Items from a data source
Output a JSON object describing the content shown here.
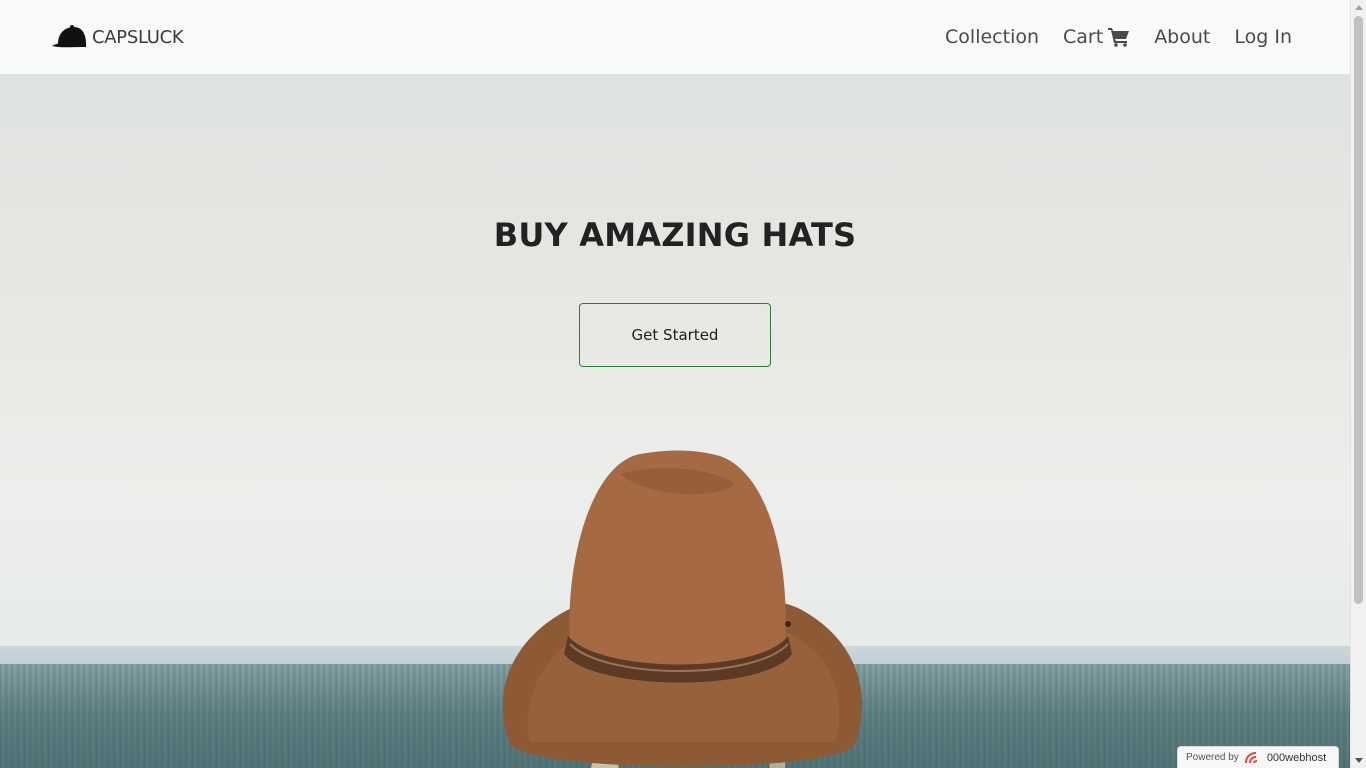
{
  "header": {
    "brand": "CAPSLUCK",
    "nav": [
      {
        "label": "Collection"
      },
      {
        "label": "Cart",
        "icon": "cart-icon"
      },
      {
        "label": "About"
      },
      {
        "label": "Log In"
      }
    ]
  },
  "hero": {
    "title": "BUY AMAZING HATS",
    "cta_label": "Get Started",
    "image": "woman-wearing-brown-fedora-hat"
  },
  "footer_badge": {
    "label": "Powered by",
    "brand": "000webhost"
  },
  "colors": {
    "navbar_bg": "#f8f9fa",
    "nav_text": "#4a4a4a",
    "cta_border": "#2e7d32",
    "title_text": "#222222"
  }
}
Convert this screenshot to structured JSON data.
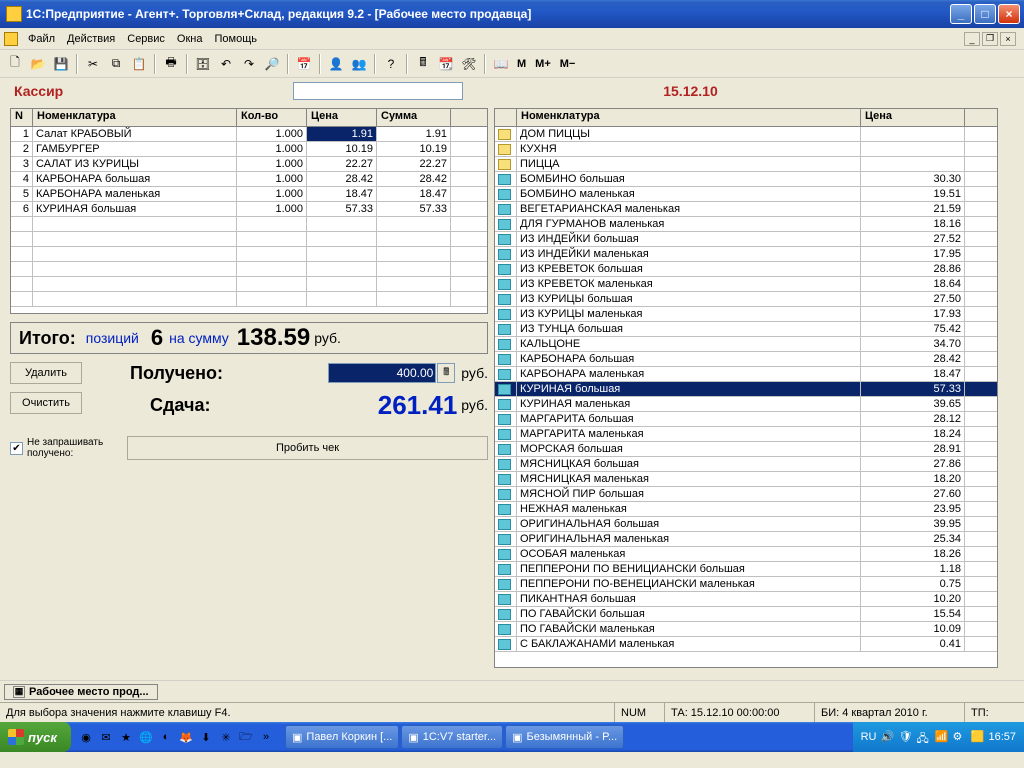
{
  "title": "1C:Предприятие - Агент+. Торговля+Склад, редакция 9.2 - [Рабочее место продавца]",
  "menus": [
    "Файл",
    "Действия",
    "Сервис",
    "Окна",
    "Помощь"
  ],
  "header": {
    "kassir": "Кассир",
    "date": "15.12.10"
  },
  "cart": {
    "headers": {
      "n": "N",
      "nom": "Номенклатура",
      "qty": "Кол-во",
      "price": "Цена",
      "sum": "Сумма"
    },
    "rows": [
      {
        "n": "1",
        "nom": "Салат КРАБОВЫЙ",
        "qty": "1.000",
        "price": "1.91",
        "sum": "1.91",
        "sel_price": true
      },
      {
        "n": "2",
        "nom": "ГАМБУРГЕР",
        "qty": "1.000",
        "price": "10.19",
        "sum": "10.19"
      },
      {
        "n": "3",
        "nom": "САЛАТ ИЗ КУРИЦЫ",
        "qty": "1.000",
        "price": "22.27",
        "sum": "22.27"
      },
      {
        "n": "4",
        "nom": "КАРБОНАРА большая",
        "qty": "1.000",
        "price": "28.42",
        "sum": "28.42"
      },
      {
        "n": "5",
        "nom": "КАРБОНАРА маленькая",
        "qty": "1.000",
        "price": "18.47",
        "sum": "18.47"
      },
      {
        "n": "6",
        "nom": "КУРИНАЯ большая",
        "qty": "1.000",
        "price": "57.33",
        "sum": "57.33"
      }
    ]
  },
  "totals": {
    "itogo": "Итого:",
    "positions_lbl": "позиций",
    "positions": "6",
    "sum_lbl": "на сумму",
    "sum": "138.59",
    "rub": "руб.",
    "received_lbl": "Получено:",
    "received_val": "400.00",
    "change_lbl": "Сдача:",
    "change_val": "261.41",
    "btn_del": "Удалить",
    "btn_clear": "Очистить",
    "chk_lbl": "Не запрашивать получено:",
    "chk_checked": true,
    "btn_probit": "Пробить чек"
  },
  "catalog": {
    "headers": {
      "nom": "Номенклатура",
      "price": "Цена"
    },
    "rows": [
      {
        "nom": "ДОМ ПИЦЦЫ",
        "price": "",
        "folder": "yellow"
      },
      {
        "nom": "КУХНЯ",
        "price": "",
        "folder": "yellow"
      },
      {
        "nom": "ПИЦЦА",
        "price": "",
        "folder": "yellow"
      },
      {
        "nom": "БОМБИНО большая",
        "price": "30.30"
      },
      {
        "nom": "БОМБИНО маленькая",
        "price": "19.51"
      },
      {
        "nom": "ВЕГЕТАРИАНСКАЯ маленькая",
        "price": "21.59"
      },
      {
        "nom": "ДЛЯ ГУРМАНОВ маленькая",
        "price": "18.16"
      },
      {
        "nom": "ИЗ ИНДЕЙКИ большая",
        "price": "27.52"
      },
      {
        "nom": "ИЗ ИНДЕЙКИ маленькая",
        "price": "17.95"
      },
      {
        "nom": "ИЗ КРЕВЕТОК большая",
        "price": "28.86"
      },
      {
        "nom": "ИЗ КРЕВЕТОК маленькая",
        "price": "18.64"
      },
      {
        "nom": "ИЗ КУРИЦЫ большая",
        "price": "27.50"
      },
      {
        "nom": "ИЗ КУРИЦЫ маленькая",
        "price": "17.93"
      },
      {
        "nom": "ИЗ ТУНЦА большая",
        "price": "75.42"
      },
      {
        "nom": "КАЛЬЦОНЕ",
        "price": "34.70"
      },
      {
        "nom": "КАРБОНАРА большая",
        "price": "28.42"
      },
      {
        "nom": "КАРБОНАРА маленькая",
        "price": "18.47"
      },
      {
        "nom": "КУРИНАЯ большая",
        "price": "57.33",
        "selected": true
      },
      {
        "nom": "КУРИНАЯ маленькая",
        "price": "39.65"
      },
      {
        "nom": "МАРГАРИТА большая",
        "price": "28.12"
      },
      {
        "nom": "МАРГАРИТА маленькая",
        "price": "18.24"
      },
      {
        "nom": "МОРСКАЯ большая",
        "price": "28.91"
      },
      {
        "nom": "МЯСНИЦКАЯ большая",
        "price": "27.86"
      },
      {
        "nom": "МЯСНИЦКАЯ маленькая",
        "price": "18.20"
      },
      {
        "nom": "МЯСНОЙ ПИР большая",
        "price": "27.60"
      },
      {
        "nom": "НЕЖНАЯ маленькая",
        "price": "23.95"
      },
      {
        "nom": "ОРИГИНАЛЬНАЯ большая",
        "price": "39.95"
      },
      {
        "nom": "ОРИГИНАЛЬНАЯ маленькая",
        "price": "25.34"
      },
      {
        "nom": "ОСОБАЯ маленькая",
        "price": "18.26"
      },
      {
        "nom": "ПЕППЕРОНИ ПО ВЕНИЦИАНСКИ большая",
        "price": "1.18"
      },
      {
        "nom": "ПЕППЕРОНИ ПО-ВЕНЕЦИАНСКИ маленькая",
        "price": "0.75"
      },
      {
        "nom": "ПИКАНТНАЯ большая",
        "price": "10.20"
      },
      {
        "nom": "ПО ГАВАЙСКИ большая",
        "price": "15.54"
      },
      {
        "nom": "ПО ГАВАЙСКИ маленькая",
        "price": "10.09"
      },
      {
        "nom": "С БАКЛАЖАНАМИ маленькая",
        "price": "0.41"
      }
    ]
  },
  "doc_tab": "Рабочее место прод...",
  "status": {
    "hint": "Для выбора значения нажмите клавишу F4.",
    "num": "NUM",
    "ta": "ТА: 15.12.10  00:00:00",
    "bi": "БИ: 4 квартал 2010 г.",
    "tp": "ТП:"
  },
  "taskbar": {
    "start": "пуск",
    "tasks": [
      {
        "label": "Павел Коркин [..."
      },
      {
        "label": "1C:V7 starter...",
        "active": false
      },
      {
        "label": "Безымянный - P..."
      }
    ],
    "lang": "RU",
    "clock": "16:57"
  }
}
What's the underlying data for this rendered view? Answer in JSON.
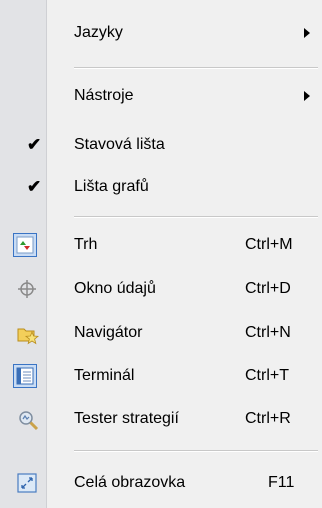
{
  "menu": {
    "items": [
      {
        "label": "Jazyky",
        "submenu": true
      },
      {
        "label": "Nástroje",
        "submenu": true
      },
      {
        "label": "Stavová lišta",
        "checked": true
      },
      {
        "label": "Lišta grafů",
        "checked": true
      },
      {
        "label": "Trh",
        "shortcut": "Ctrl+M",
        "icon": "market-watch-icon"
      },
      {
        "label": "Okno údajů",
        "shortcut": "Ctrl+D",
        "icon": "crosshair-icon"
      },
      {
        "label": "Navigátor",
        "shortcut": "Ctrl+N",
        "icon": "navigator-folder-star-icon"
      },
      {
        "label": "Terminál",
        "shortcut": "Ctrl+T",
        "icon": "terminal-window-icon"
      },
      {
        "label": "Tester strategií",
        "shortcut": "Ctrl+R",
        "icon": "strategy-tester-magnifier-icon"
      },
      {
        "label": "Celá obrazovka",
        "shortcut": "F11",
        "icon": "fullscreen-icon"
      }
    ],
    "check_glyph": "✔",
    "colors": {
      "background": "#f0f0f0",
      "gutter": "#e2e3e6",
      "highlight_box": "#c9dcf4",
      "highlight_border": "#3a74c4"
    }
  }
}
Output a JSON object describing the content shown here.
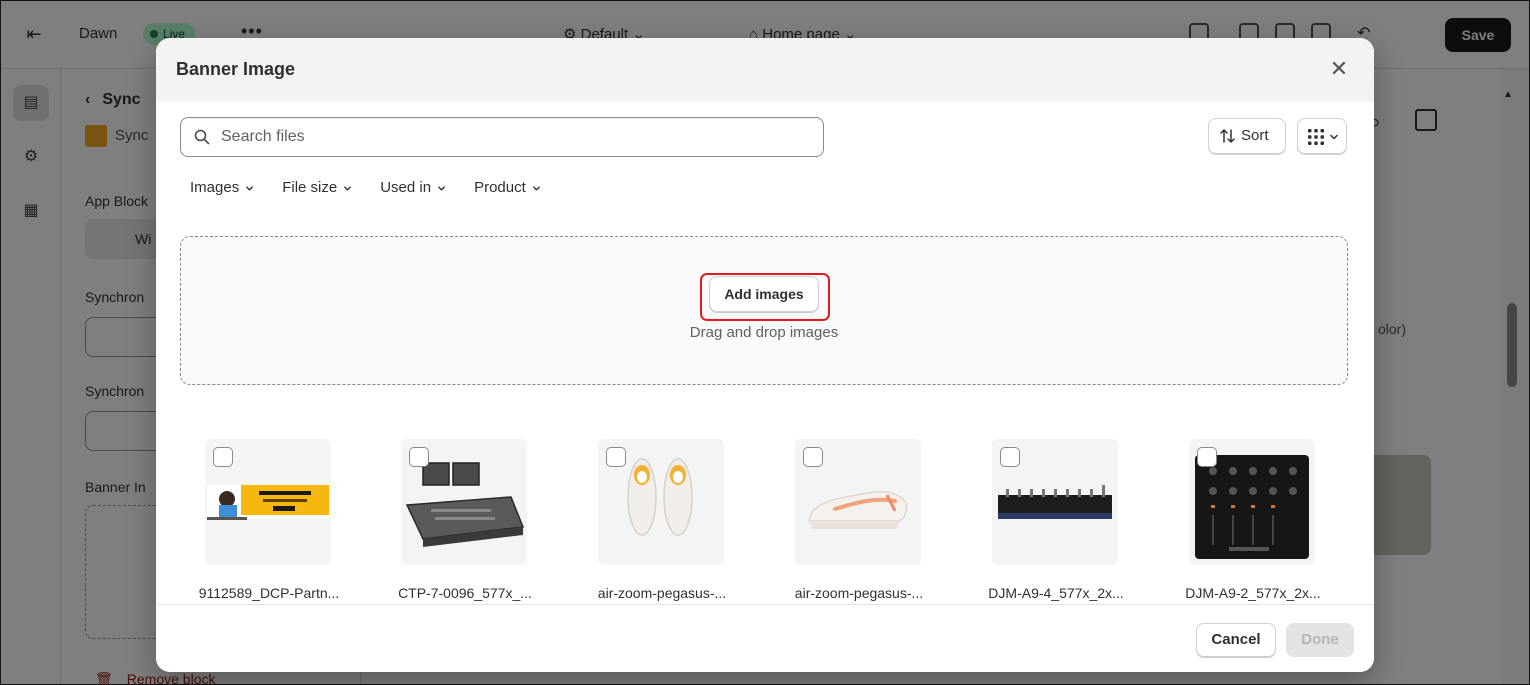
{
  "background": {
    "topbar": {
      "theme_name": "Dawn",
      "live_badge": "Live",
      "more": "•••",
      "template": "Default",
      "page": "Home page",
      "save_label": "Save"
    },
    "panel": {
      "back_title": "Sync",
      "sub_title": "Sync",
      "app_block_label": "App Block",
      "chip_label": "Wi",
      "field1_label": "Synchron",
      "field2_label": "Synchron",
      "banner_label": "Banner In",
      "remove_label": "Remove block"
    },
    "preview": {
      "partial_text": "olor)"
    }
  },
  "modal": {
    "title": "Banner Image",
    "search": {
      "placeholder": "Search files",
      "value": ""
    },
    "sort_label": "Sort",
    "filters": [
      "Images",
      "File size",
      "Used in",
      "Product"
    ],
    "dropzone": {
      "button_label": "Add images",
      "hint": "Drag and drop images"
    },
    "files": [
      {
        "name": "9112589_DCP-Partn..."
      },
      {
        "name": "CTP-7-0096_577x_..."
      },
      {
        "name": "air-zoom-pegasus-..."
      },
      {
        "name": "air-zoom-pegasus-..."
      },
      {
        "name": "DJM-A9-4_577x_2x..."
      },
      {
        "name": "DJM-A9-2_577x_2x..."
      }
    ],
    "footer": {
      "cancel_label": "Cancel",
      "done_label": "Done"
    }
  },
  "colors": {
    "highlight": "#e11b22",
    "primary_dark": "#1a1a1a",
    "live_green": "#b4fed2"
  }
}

Task prompt
Return every line from the records above that holds the word "ПЕППЕРОНИ".

Full response
        "nom": "ПЕППЕРОНИ ПО ВЕНИЦИАНСКИ большая",
        "nom": "ПЕППЕРОНИ ПО-ВЕНЕЦИАНСКИ маленькая",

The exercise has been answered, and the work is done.